[Goal]: Reply with one number: the count of lines in the data that hold the string "түләүләр".

[Data for the task]:
* start *
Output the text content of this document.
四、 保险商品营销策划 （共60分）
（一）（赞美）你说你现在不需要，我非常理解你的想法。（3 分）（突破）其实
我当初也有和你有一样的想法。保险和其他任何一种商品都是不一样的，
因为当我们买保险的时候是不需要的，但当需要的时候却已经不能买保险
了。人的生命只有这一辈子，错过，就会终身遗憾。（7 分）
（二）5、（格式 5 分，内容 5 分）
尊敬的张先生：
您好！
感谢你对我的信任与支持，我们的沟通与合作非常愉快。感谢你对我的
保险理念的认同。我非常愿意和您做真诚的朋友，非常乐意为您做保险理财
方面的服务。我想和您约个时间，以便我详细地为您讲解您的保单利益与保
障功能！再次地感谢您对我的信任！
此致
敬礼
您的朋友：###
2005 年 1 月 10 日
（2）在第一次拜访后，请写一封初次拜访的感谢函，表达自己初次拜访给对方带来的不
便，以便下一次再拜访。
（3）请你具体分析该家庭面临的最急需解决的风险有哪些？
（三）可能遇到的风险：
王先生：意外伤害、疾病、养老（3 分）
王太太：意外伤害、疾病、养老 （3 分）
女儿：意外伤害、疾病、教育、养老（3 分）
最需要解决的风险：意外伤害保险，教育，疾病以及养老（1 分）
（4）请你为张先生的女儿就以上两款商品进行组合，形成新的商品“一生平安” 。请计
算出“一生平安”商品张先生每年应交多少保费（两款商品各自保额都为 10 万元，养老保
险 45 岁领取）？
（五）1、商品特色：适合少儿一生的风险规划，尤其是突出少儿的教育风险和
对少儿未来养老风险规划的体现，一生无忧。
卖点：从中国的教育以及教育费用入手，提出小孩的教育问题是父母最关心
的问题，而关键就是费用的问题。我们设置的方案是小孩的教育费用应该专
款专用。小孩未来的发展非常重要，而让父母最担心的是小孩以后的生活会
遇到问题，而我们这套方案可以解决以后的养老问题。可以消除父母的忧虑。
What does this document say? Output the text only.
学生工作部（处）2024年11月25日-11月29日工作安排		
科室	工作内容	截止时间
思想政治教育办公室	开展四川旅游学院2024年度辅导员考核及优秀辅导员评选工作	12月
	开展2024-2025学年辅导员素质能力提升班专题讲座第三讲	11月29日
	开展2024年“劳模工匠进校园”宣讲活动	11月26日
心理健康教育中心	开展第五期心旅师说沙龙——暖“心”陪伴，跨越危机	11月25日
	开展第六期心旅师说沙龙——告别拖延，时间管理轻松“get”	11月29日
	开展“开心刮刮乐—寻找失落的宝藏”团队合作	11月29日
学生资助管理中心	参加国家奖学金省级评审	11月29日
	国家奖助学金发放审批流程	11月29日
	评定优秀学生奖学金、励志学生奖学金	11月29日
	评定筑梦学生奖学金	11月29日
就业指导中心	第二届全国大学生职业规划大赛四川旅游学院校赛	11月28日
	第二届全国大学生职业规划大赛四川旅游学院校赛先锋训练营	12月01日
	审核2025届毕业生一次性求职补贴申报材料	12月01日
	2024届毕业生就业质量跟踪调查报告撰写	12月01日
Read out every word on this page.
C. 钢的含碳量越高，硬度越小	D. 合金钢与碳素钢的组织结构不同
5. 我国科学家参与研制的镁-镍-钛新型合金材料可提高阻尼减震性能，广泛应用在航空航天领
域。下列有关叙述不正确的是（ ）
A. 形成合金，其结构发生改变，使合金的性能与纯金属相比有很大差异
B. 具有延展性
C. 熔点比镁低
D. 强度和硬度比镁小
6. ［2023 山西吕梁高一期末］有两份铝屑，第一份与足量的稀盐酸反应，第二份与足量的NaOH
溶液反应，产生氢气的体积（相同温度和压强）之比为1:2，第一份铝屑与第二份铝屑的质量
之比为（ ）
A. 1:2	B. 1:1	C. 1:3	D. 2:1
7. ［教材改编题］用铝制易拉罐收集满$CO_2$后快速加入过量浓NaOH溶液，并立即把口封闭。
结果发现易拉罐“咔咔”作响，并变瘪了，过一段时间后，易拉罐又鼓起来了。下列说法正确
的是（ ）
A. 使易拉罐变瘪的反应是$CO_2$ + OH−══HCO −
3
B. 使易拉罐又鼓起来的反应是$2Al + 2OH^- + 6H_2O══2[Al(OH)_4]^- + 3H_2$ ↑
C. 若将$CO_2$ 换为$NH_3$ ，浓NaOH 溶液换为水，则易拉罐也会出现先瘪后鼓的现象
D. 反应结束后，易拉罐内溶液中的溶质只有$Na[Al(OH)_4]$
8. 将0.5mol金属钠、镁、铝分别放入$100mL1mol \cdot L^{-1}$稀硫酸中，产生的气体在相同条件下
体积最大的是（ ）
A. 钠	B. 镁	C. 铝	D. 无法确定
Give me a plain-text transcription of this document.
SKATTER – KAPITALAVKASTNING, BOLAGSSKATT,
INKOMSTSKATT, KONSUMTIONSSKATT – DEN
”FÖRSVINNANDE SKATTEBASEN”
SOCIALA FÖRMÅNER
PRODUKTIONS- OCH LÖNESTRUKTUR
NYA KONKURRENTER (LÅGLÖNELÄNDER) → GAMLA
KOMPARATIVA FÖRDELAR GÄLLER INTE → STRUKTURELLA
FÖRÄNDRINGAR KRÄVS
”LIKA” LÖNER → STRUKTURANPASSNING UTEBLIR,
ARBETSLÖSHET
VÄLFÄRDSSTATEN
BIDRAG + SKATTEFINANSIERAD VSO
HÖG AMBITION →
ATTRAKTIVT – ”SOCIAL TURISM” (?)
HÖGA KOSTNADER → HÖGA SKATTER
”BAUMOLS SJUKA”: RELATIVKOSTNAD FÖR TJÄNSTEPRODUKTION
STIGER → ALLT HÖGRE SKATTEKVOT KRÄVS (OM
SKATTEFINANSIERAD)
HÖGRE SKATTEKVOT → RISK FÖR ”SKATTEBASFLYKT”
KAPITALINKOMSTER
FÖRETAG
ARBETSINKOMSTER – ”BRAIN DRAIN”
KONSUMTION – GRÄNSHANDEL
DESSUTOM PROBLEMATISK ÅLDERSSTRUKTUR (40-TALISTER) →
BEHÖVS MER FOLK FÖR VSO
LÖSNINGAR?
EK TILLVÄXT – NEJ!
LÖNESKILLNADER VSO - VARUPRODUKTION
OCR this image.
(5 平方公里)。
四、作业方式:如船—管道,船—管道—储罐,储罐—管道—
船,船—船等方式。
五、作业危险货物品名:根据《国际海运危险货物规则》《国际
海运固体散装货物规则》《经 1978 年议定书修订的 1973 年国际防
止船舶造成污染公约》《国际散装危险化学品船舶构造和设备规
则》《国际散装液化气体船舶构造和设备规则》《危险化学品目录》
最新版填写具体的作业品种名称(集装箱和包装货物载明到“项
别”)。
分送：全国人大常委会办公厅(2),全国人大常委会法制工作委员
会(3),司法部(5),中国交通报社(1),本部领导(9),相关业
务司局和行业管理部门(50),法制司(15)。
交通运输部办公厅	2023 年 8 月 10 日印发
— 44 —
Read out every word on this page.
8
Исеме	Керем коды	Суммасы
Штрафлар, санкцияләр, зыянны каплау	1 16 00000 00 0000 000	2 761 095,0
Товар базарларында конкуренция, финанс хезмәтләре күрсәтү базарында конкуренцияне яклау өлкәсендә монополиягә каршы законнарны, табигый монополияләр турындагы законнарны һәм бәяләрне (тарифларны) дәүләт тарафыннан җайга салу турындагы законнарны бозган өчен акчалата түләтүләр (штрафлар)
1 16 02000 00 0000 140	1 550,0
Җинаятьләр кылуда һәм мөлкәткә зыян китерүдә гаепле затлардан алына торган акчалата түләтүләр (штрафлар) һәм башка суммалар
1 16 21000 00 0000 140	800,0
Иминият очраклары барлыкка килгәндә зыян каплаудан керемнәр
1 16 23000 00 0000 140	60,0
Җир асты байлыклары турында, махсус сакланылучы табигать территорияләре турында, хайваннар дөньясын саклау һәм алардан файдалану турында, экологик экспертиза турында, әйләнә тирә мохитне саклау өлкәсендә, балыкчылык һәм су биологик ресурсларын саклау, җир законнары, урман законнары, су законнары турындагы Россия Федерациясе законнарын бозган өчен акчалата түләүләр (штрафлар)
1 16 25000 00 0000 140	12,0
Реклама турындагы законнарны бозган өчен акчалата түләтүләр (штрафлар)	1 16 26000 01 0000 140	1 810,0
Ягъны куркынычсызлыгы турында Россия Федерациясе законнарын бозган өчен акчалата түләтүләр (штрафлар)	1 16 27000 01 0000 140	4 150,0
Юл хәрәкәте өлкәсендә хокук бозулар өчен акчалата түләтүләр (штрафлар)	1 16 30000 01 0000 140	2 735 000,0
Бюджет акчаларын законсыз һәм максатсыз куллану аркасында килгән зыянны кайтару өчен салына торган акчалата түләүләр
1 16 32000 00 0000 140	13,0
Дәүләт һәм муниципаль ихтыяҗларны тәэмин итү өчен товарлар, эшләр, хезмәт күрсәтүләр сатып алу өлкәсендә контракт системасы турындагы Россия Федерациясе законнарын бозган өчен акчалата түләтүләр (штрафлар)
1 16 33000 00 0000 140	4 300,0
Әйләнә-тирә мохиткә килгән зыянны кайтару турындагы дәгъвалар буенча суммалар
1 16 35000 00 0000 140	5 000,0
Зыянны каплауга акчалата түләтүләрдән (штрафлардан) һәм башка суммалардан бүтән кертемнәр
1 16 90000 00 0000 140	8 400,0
* end *
[Task answer]: 2